• **Required task**
Your task is to repeat all of the material exactly.

┌─ Records to process

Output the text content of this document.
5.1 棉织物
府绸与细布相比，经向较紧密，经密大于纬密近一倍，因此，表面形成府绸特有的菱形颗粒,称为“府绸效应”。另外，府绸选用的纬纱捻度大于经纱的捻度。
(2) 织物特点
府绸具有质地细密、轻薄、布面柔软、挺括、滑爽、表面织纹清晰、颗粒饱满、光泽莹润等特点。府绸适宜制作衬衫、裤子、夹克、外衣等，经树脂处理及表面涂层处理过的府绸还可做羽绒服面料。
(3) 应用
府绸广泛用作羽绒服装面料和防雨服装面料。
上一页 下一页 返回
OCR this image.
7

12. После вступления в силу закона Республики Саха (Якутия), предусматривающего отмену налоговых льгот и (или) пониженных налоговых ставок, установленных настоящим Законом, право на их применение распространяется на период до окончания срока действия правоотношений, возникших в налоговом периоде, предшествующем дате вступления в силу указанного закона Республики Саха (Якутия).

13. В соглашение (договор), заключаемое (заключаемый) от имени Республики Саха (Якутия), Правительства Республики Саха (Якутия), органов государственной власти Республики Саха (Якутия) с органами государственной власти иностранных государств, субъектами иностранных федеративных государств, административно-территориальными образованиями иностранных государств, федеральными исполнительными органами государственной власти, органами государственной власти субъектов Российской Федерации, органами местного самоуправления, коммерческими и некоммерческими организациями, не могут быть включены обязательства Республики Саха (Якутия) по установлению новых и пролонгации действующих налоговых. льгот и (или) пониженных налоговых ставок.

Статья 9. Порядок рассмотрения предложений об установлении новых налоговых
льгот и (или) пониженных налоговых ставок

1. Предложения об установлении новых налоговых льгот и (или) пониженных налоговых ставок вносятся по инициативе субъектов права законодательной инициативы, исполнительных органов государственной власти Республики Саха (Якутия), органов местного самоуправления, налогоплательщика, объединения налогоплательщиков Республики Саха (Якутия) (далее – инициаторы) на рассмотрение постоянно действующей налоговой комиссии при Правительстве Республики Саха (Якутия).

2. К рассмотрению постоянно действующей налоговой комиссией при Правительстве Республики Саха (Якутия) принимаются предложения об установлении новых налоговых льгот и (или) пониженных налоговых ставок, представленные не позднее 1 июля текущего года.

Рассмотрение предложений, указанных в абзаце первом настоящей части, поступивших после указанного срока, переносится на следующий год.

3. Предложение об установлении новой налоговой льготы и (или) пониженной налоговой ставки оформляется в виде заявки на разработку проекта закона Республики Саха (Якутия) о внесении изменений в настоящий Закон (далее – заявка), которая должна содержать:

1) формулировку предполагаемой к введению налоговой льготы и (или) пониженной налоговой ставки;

└─

• **Correct output**
Output the text content of this document.
5.1 棉织物
府绸与细布相比，经向较紧密，经密大于纬密近一倍，因此，表面形成府绸特有的菱形颗粒,称为“府绸效应”。另外，府绸选用的纬纱捻度大于经纱的捻度。
(2) 织物特点
府绸具有质地细密、轻薄、布面柔软、挺括、滑爽、表面织纹清晰、颗粒饱满、光泽莹润等特点。府绸适宜制作衬衫、裤子、夹克、外衣等，经树脂处理及表面涂层处理过的府绸还可做羽绒服面料。
(3) 应用
府绸广泛用作羽绒服装面料和防雨服装面料。
上一页 下一页 返回
OCR this image.
7

12. После вступления в силу закона Республики Саха (Якутия), предусматривающего отмену налоговых льгот и (или) пониженных налоговых ставок, установленных настоящим Законом, право на их применение распространяется на период до окончания срока действия правоотношений, возникших в налоговом периоде, предшествующем дате вступления в силу указанного закона Республики Саха (Якутия).

13. В соглашение (договор), заключаемое (заключаемый) от имени Республики Саха (Якутия), Правительства Республики Саха (Якутия), органов государственной власти Республики Саха (Якутия) с органами государственной власти иностранных государств, субъектами иностранных федеративных государств, административно-территориальными образованиями иностранных государств, федеральными исполнительными органами государственной власти, органами государственной власти субъектов Российской Федерации, органами местного самоуправления, коммерческими и некоммерческими организациями, не могут быть включены обязательства Республики Саха (Якутия) по установлению новых и пролонгации действующих налоговых. льгот и (или) пониженных налоговых ставок.

Статья 9. Порядок рассмотрения предложений об установлении новых налоговых
льгот и (или) пониженных налоговых ставок

1. Предложения об установлении новых налоговых льгот и (или) пониженных налоговых ставок вносятся по инициативе субъектов права законодательной инициативы, исполнительных органов государственной власти Республики Саха (Якутия), органов местного самоуправления, налогоплательщика, объединения налогоплательщиков Республики Саха (Якутия) (далее – инициаторы) на рассмотрение постоянно действующей налоговой комиссии при Правительстве Республики Саха (Якутия).

2. К рассмотрению постоянно действующей налоговой комиссией при Правительстве Республики Саха (Якутия) принимаются предложения об установлении новых налоговых льгот и (или) пониженных налоговых ставок, представленные не позднее 1 июля текущего года.

Рассмотрение предложений, указанных в абзаце первом настоящей части, поступивших после указанного срока, переносится на следующий год.

3. Предложение об установлении новой налоговой льготы и (или) пониженной налоговой ставки оформляется в виде заявки на разработку проекта закона Республики Саха (Якутия) о внесении изменений в настоящий Закон (далее – заявка), которая должна содержать:

1) формулировку предполагаемой к введению налоговой льготы и (или) пониженной налоговой ставки;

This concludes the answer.